* Problem requirements *
Go through the listing and copy every line word for word.
--- begin ---
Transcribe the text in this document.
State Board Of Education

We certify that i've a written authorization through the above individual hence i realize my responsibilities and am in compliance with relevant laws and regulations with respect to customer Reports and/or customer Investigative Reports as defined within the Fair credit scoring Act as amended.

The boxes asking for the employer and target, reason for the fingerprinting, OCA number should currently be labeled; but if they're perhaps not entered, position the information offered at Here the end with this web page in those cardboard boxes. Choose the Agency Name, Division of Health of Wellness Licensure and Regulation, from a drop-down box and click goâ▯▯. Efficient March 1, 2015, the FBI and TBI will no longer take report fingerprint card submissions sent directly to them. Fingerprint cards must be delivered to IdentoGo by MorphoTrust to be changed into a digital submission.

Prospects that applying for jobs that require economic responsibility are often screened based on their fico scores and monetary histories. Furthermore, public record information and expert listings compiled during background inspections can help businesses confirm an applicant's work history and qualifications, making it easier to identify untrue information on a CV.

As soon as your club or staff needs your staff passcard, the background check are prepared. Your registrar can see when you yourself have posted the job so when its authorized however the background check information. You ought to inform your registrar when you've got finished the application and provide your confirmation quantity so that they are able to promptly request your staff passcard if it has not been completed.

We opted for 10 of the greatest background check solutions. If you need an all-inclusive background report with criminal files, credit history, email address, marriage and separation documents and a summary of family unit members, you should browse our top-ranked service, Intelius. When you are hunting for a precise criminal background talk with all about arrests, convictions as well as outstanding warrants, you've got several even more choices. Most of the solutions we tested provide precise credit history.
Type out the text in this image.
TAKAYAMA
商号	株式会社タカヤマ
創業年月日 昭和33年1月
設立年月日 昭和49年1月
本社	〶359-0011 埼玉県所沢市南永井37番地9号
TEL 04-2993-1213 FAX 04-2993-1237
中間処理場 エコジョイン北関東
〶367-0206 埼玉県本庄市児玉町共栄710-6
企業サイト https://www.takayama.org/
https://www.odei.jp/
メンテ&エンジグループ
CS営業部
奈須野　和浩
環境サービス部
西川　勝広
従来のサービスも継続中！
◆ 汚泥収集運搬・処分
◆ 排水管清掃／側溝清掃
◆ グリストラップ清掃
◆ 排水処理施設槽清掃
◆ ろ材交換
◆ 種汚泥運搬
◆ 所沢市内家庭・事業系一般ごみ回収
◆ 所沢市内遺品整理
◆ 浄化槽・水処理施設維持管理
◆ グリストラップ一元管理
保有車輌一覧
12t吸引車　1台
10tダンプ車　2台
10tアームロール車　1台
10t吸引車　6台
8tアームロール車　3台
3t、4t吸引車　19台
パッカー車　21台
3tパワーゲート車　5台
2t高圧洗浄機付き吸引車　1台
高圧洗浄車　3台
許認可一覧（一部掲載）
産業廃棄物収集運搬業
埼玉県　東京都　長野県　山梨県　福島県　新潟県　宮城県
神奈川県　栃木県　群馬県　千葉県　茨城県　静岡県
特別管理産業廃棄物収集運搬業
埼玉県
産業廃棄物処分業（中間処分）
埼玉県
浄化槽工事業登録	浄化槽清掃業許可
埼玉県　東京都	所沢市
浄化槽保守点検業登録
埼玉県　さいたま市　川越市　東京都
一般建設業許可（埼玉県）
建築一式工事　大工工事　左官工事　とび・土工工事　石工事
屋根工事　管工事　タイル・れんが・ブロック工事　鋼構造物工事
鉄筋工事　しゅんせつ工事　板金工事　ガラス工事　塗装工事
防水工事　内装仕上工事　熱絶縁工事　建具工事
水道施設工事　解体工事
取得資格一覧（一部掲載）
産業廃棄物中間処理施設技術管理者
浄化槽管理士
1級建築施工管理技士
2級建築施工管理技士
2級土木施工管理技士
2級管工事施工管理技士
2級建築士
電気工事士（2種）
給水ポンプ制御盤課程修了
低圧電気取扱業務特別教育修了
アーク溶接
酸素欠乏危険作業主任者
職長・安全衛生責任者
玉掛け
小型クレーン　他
--- end ---
* The result *
Transcribe the text in this document.
State Board Of Education

We certify that i've a written authorization through the above individual hence i realize my responsibilities and am in compliance with relevant laws and regulations with respect to customer Reports and/or customer Investigative Reports as defined within the Fair credit scoring Act as amended.

The boxes asking for the employer and target, reason for the fingerprinting, OCA number should currently be labeled; but if they're perhaps not entered, position the information offered at Here the end with this web page in those cardboard boxes. Choose the Agency Name, Division of Health of Wellness Licensure and Regulation, from a drop-down box and click goâ▯▯. Efficient March 1, 2015, the FBI and TBI will no longer take report fingerprint card submissions sent directly to them. Fingerprint cards must be delivered to IdentoGo by MorphoTrust to be changed into a digital submission.

Prospects that applying for jobs that require economic responsibility are often screened based on their fico scores and monetary histories. Furthermore, public record information and expert listings compiled during background inspections can help businesses confirm an applicant's work history and qualifications, making it easier to identify untrue information on a CV.

As soon as your club or staff needs your staff passcard, the background check are prepared. Your registrar can see when you yourself have posted the job so when its authorized however the background check information. You ought to inform your registrar when you've got finished the application and provide your confirmation quantity so that they are able to promptly request your staff passcard if it has not been completed.

We opted for 10 of the greatest background check solutions. If you need an all-inclusive background report with criminal files, credit history, email address, marriage and separation documents and a summary of family unit members, you should browse our top-ranked service, Intelius. When you are hunting for a precise criminal background talk with all about arrests, convictions as well as outstanding warrants, you've got several even more choices. Most of the solutions we tested provide precise credit history.
Type out the text in this image.
TAKAYAMA
商号	株式会社タカヤマ
創業年月日 昭和33年1月
設立年月日 昭和49年1月
本社	〶359-0011 埼玉県所沢市南永井37番地9号
TEL 04-2993-1213 FAX 04-2993-1237
中間処理場 エコジョイン北関東
〶367-0206 埼玉県本庄市児玉町共栄710-6
企業サイト https://www.takayama.org/
https://www.odei.jp/
メンテ&エンジグループ
CS営業部
奈須野　和浩
環境サービス部
西川　勝広
従来のサービスも継続中！
◆ 汚泥収集運搬・処分
◆ 排水管清掃／側溝清掃
◆ グリストラップ清掃
◆ 排水処理施設槽清掃
◆ ろ材交換
◆ 種汚泥運搬
◆ 所沢市内家庭・事業系一般ごみ回収
◆ 所沢市内遺品整理
◆ 浄化槽・水処理施設維持管理
◆ グリストラップ一元管理
保有車輌一覧
12t吸引車　1台
10tダンプ車　2台
10tアームロール車　1台
10t吸引車　6台
8tアームロール車　3台
3t、4t吸引車　19台
パッカー車　21台
3tパワーゲート車　5台
2t高圧洗浄機付き吸引車　1台
高圧洗浄車　3台
許認可一覧（一部掲載）
産業廃棄物収集運搬業
埼玉県　東京都　長野県　山梨県　福島県　新潟県　宮城県
神奈川県　栃木県　群馬県　千葉県　茨城県　静岡県
特別管理産業廃棄物収集運搬業
埼玉県
産業廃棄物処分業（中間処分）
埼玉県
浄化槽工事業登録	浄化槽清掃業許可
埼玉県　東京都	所沢市
浄化槽保守点検業登録
埼玉県　さいたま市　川越市　東京都
一般建設業許可（埼玉県）
建築一式工事　大工工事　左官工事　とび・土工工事　石工事
屋根工事　管工事　タイル・れんが・ブロック工事　鋼構造物工事
鉄筋工事　しゅんせつ工事　板金工事　ガラス工事　塗装工事
防水工事　内装仕上工事　熱絶縁工事　建具工事
水道施設工事　解体工事
取得資格一覧（一部掲載）
産業廃棄物中間処理施設技術管理者
浄化槽管理士
1級建築施工管理技士
2級建築施工管理技士
2級土木施工管理技士
2級管工事施工管理技士
2級建築士
電気工事士（2種）
給水ポンプ制御盤課程修了
低圧電気取扱業務特別教育修了
アーク溶接
酸素欠乏危険作業主任者
職長・安全衛生責任者
玉掛け
小型クレーン　他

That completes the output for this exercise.